- SHORT PROBLEM
Would you retype all of these records exactly?

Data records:
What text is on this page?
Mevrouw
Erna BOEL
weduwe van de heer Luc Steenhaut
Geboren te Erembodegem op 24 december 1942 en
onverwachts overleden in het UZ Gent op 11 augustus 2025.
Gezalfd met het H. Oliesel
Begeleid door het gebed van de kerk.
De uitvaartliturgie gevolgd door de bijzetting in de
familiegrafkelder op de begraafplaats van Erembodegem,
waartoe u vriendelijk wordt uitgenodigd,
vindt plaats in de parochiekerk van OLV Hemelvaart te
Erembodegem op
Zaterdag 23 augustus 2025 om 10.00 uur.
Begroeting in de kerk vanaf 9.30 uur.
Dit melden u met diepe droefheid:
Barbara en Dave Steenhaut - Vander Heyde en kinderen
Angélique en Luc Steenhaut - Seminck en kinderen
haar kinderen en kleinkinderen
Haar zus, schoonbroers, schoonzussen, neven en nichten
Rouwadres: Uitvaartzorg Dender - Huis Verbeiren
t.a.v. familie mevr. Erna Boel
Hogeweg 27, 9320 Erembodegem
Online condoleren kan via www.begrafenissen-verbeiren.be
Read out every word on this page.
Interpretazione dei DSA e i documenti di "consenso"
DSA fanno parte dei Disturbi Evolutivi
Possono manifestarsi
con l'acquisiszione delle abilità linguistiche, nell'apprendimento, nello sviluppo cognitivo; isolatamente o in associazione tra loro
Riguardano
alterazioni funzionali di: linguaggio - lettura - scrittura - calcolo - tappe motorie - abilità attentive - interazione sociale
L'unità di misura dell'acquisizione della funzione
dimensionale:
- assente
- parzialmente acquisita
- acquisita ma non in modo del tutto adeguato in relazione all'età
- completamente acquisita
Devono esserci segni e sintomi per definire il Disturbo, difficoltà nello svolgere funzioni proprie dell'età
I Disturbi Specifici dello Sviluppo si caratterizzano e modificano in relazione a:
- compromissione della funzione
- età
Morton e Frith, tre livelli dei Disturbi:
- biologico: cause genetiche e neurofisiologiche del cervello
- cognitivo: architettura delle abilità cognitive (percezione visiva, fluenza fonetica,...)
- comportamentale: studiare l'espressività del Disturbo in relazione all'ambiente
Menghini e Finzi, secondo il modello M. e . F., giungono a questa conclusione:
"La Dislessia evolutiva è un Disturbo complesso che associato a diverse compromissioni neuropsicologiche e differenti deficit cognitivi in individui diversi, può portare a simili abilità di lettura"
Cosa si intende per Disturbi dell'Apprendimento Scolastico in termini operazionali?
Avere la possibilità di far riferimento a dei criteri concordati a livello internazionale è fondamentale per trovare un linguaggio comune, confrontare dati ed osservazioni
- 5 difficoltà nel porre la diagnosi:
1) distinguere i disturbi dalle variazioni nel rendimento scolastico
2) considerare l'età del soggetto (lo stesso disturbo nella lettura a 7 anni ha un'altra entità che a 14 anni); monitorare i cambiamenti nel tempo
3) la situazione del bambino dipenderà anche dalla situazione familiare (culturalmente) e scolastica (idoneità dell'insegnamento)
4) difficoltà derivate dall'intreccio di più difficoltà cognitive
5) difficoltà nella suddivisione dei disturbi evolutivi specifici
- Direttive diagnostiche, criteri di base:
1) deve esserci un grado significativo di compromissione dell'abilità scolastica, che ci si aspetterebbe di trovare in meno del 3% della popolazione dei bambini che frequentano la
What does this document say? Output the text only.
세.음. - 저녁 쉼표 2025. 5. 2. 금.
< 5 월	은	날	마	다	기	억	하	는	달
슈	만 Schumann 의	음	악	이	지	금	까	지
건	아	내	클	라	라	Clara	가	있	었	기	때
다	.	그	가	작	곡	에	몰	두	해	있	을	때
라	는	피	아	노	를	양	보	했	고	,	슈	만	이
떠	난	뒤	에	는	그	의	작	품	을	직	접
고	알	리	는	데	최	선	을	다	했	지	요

- RESPONSE BELOW
What text is on this page?
Mevrouw
Erna BOEL
weduwe van de heer Luc Steenhaut
Geboren te Erembodegem op 24 december 1942 en
onverwachts overleden in het UZ Gent op 11 augustus 2025.
Gezalfd met het H. Oliesel
Begeleid door het gebed van de kerk.
De uitvaartliturgie gevolgd door de bijzetting in de
familiegrafkelder op de begraafplaats van Erembodegem,
waartoe u vriendelijk wordt uitgenodigd,
vindt plaats in de parochiekerk van OLV Hemelvaart te
Erembodegem op
Zaterdag 23 augustus 2025 om 10.00 uur.
Begroeting in de kerk vanaf 9.30 uur.
Dit melden u met diepe droefheid:
Barbara en Dave Steenhaut - Vander Heyde en kinderen
Angélique en Luc Steenhaut - Seminck en kinderen
haar kinderen en kleinkinderen
Haar zus, schoonbroers, schoonzussen, neven en nichten
Rouwadres: Uitvaartzorg Dender - Huis Verbeiren
t.a.v. familie mevr. Erna Boel
Hogeweg 27, 9320 Erembodegem
Online condoleren kan via www.begrafenissen-verbeiren.be
Read out every word on this page.
Interpretazione dei DSA e i documenti di "consenso"
DSA fanno parte dei Disturbi Evolutivi
Possono manifestarsi
con l'acquisiszione delle abilità linguistiche, nell'apprendimento, nello sviluppo cognitivo; isolatamente o in associazione tra loro
Riguardano
alterazioni funzionali di: linguaggio - lettura - scrittura - calcolo - tappe motorie - abilità attentive - interazione sociale
L'unità di misura dell'acquisizione della funzione
dimensionale:
- assente
- parzialmente acquisita
- acquisita ma non in modo del tutto adeguato in relazione all'età
- completamente acquisita
Devono esserci segni e sintomi per definire il Disturbo, difficoltà nello svolgere funzioni proprie dell'età
I Disturbi Specifici dello Sviluppo si caratterizzano e modificano in relazione a:
- compromissione della funzione
- età
Morton e Frith, tre livelli dei Disturbi:
- biologico: cause genetiche e neurofisiologiche del cervello
- cognitivo: architettura delle abilità cognitive (percezione visiva, fluenza fonetica,...)
- comportamentale: studiare l'espressività del Disturbo in relazione all'ambiente
Menghini e Finzi, secondo il modello M. e . F., giungono a questa conclusione:
"La Dislessia evolutiva è un Disturbo complesso che associato a diverse compromissioni neuropsicologiche e differenti deficit cognitivi in individui diversi, può portare a simili abilità di lettura"
Cosa si intende per Disturbi dell'Apprendimento Scolastico in termini operazionali?
Avere la possibilità di far riferimento a dei criteri concordati a livello internazionale è fondamentale per trovare un linguaggio comune, confrontare dati ed osservazioni
- 5 difficoltà nel porre la diagnosi:
1) distinguere i disturbi dalle variazioni nel rendimento scolastico
2) considerare l'età del soggetto (lo stesso disturbo nella lettura a 7 anni ha un'altra entità che a 14 anni); monitorare i cambiamenti nel tempo
3) la situazione del bambino dipenderà anche dalla situazione familiare (culturalmente) e scolastica (idoneità dell'insegnamento)
4) difficoltà derivate dall'intreccio di più difficoltà cognitive
5) difficoltà nella suddivisione dei disturbi evolutivi specifici
- Direttive diagnostiche, criteri di base:
1) deve esserci un grado significativo di compromissione dell'abilità scolastica, che ci si aspetterebbe di trovare in meno del 3% della popolazione dei bambini che frequentano la
What does this document say? Output the text only.
세.음. - 저녁 쉼표 2025. 5. 2. 금.
< 5 월	은	날	마	다	기	억	하	는	달
슈	만 Schumann 의	음	악	이	지	금	까	지
건	아	내	클	라	라	Clara	가	있	었	기	때
다	.	그	가	작	곡	에	몰	두	해	있	을	때
라	는	피	아	노	를	양	보	했	고	,	슈	만	이
떠	난	뒤	에	는	그	의	작	품	을	직	접
고	알	리	는	데	최	선	을	다	했	지	요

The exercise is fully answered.